** Exercise description **
Transcribe the entries below exactly.

** Materials provided **
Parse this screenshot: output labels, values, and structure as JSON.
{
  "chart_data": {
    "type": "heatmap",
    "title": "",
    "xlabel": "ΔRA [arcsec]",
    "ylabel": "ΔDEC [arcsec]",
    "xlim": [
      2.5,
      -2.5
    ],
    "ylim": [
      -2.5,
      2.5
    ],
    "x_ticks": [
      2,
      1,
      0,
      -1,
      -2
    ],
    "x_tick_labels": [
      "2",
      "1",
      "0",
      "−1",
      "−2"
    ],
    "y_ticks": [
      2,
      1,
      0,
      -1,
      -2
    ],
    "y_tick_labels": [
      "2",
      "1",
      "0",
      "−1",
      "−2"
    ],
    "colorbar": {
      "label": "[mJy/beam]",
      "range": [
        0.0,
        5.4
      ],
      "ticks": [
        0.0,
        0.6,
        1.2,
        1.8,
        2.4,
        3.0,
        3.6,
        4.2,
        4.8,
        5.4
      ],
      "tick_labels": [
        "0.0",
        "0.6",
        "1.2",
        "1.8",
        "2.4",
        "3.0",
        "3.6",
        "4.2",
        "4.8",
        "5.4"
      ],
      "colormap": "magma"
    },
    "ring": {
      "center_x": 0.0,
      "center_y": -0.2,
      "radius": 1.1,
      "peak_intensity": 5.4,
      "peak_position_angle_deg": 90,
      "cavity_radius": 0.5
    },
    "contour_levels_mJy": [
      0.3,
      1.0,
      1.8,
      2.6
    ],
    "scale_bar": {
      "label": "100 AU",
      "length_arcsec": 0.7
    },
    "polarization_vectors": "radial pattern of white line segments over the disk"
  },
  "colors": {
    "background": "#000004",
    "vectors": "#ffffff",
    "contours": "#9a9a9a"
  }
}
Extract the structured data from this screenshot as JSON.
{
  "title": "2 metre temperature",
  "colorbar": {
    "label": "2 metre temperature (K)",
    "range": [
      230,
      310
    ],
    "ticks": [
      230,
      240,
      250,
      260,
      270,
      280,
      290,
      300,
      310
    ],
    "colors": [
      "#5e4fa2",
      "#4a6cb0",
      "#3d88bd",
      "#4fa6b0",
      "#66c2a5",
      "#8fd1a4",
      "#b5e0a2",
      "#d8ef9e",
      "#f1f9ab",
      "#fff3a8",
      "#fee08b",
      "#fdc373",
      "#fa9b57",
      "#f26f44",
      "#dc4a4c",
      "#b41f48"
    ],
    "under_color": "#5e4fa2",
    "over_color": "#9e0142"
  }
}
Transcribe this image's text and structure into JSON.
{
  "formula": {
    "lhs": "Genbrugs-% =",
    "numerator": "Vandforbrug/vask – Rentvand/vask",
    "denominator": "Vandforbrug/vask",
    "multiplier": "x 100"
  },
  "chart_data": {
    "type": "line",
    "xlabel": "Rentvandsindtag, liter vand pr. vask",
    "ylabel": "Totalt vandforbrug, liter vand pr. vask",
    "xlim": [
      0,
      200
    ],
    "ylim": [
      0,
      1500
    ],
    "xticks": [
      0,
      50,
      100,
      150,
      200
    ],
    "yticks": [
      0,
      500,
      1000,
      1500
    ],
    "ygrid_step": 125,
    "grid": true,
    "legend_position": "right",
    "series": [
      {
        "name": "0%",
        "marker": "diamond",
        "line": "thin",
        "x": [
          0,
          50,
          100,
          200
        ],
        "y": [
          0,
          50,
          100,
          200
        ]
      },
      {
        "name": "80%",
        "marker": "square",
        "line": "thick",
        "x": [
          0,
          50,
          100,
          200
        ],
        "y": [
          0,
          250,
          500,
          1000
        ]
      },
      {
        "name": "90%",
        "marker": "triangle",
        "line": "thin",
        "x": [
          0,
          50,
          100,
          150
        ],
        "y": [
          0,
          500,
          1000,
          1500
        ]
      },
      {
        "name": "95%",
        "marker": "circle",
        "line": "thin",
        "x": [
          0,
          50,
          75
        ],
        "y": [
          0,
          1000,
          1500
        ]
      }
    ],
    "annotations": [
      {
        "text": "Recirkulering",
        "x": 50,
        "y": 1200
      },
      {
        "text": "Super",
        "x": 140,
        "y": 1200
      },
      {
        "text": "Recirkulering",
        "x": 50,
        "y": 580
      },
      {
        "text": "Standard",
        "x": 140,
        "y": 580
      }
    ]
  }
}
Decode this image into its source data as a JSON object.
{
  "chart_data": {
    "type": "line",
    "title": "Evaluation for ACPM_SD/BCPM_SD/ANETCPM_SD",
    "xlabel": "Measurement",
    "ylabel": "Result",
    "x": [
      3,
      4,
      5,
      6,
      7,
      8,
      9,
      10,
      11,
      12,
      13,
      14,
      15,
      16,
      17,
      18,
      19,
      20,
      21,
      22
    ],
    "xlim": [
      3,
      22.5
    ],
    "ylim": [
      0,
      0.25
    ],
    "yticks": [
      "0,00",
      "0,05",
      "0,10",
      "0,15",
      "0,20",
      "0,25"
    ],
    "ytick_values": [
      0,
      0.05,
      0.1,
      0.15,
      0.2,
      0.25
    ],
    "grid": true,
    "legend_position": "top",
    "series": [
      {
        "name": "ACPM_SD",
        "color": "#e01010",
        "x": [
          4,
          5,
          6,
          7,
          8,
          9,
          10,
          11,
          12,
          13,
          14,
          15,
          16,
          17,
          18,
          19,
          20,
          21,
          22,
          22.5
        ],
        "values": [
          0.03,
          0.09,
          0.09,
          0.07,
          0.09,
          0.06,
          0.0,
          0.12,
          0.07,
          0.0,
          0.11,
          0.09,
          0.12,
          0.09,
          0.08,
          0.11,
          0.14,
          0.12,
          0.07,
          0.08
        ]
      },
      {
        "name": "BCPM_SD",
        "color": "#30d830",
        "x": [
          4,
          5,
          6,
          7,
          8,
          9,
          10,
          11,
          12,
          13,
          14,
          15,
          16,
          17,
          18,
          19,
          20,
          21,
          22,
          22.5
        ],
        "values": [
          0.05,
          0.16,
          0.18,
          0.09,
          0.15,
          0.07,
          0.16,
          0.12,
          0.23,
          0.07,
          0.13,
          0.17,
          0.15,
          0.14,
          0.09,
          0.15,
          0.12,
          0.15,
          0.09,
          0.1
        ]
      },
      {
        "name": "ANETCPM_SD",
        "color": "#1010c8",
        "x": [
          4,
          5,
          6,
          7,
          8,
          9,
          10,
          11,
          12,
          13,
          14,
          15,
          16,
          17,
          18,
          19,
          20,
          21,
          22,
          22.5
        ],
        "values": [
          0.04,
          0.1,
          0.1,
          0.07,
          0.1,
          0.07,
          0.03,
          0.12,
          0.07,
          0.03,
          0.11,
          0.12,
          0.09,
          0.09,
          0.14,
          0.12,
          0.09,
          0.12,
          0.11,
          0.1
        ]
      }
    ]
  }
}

** Complete output **
Parse this screenshot: output labels, values, and structure as JSON.
{
  "chart_data": {
    "type": "heatmap",
    "title": "",
    "xlabel": "ΔRA [arcsec]",
    "ylabel": "ΔDEC [arcsec]",
    "xlim": [
      2.5,
      -2.5
    ],
    "ylim": [
      -2.5,
      2.5
    ],
    "x_ticks": [
      2,
      1,
      0,
      -1,
      -2
    ],
    "x_tick_labels": [
      "2",
      "1",
      "0",
      "−1",
      "−2"
    ],
    "y_ticks": [
      2,
      1,
      0,
      -1,
      -2
    ],
    "y_tick_labels": [
      "2",
      "1",
      "0",
      "−1",
      "−2"
    ],
    "colorbar": {
      "label": "[mJy/beam]",
      "range": [
        0.0,
        5.4
      ],
      "ticks": [
        0.0,
        0.6,
        1.2,
        1.8,
        2.4,
        3.0,
        3.6,
        4.2,
        4.8,
        5.4
      ],
      "tick_labels": [
        "0.0",
        "0.6",
        "1.2",
        "1.8",
        "2.4",
        "3.0",
        "3.6",
        "4.2",
        "4.8",
        "5.4"
      ],
      "colormap": "magma"
    },
    "ring": {
      "center_x": 0.0,
      "center_y": -0.2,
      "radius": 1.1,
      "peak_intensity": 5.4,
      "peak_position_angle_deg": 90,
      "cavity_radius": 0.5
    },
    "contour_levels_mJy": [
      0.3,
      1.0,
      1.8,
      2.6
    ],
    "scale_bar": {
      "label": "100 AU",
      "length_arcsec": 0.7
    },
    "polarization_vectors": "radial pattern of white line segments over the disk"
  },
  "colors": {
    "background": "#000004",
    "vectors": "#ffffff",
    "contours": "#9a9a9a"
  }
}
Extract the structured data from this screenshot as JSON.
{
  "title": "2 metre temperature",
  "colorbar": {
    "label": "2 metre temperature (K)",
    "range": [
      230,
      310
    ],
    "ticks": [
      230,
      240,
      250,
      260,
      270,
      280,
      290,
      300,
      310
    ],
    "colors": [
      "#5e4fa2",
      "#4a6cb0",
      "#3d88bd",
      "#4fa6b0",
      "#66c2a5",
      "#8fd1a4",
      "#b5e0a2",
      "#d8ef9e",
      "#f1f9ab",
      "#fff3a8",
      "#fee08b",
      "#fdc373",
      "#fa9b57",
      "#f26f44",
      "#dc4a4c",
      "#b41f48"
    ],
    "under_color": "#5e4fa2",
    "over_color": "#9e0142"
  }
}
Transcribe this image's text and structure into JSON.
{
  "formula": {
    "lhs": "Genbrugs-% =",
    "numerator": "Vandforbrug/vask – Rentvand/vask",
    "denominator": "Vandforbrug/vask",
    "multiplier": "x 100"
  },
  "chart_data": {
    "type": "line",
    "xlabel": "Rentvandsindtag, liter vand pr. vask",
    "ylabel": "Totalt vandforbrug, liter vand pr. vask",
    "xlim": [
      0,
      200
    ],
    "ylim": [
      0,
      1500
    ],
    "xticks": [
      0,
      50,
      100,
      150,
      200
    ],
    "yticks": [
      0,
      500,
      1000,
      1500
    ],
    "ygrid_step": 125,
    "grid": true,
    "legend_position": "right",
    "series": [
      {
        "name": "0%",
        "marker": "diamond",
        "line": "thin",
        "x": [
          0,
          50,
          100,
          200
        ],
        "y": [
          0,
          50,
          100,
          200
        ]
      },
      {
        "name": "80%",
        "marker": "square",
        "line": "thick",
        "x": [
          0,
          50,
          100,
          200
        ],
        "y": [
          0,
          250,
          500,
          1000
        ]
      },
      {
        "name": "90%",
        "marker": "triangle",
        "line": "thin",
        "x": [
          0,
          50,
          100,
          150
        ],
        "y": [
          0,
          500,
          1000,
          1500
        ]
      },
      {
        "name": "95%",
        "marker": "circle",
        "line": "thin",
        "x": [
          0,
          50,
          75
        ],
        "y": [
          0,
          1000,
          1500
        ]
      }
    ],
    "annotations": [
      {
        "text": "Recirkulering",
        "x": 50,
        "y": 1200
      },
      {
        "text": "Super",
        "x": 140,
        "y": 1200
      },
      {
        "text": "Recirkulering",
        "x": 50,
        "y": 580
      },
      {
        "text": "Standard",
        "x": 140,
        "y": 580
      }
    ]
  }
}
Decode this image into its source data as a JSON object.
{
  "chart_data": {
    "type": "line",
    "title": "Evaluation for ACPM_SD/BCPM_SD/ANETCPM_SD",
    "xlabel": "Measurement",
    "ylabel": "Result",
    "x": [
      3,
      4,
      5,
      6,
      7,
      8,
      9,
      10,
      11,
      12,
      13,
      14,
      15,
      16,
      17,
      18,
      19,
      20,
      21,
      22
    ],
    "xlim": [
      3,
      22.5
    ],
    "ylim": [
      0,
      0.25
    ],
    "yticks": [
      "0,00",
      "0,05",
      "0,10",
      "0,15",
      "0,20",
      "0,25"
    ],
    "ytick_values": [
      0,
      0.05,
      0.1,
      0.15,
      0.2,
      0.25
    ],
    "grid": true,
    "legend_position": "top",
    "series": [
      {
        "name": "ACPM_SD",
        "color": "#e01010",
        "x": [
          4,
          5,
          6,
          7,
          8,
          9,
          10,
          11,
          12,
          13,
          14,
          15,
          16,
          17,
          18,
          19,
          20,
          21,
          22,
          22.5
        ],
        "values": [
          0.03,
          0.09,
          0.09,
          0.07,
          0.09,
          0.06,
          0.0,
          0.12,
          0.07,
          0.0,
          0.11,
          0.09,
          0.12,
          0.09,
          0.08,
          0.11,
          0.14,
          0.12,
          0.07,
          0.08
        ]
      },
      {
        "name": "BCPM_SD",
        "color": "#30d830",
        "x": [
          4,
          5,
          6,
          7,
          8,
          9,
          10,
          11,
          12,
          13,
          14,
          15,
          16,
          17,
          18,
          19,
          20,
          21,
          22,
          22.5
        ],
        "values": [
          0.05,
          0.16,
          0.18,
          0.09,
          0.15,
          0.07,
          0.16,
          0.12,
          0.23,
          0.07,
          0.13,
          0.17,
          0.15,
          0.14,
          0.09,
          0.15,
          0.12,
          0.15,
          0.09,
          0.1
        ]
      },
      {
        "name": "ANETCPM_SD",
        "color": "#1010c8",
        "x": [
          4,
          5,
          6,
          7,
          8,
          9,
          10,
          11,
          12,
          13,
          14,
          15,
          16,
          17,
          18,
          19,
          20,
          21,
          22,
          22.5
        ],
        "values": [
          0.04,
          0.1,
          0.1,
          0.07,
          0.1,
          0.07,
          0.03,
          0.12,
          0.07,
          0.03,
          0.11,
          0.12,
          0.09,
          0.09,
          0.14,
          0.12,
          0.09,
          0.12,
          0.11,
          0.1
        ]
      }
    ]
  }
}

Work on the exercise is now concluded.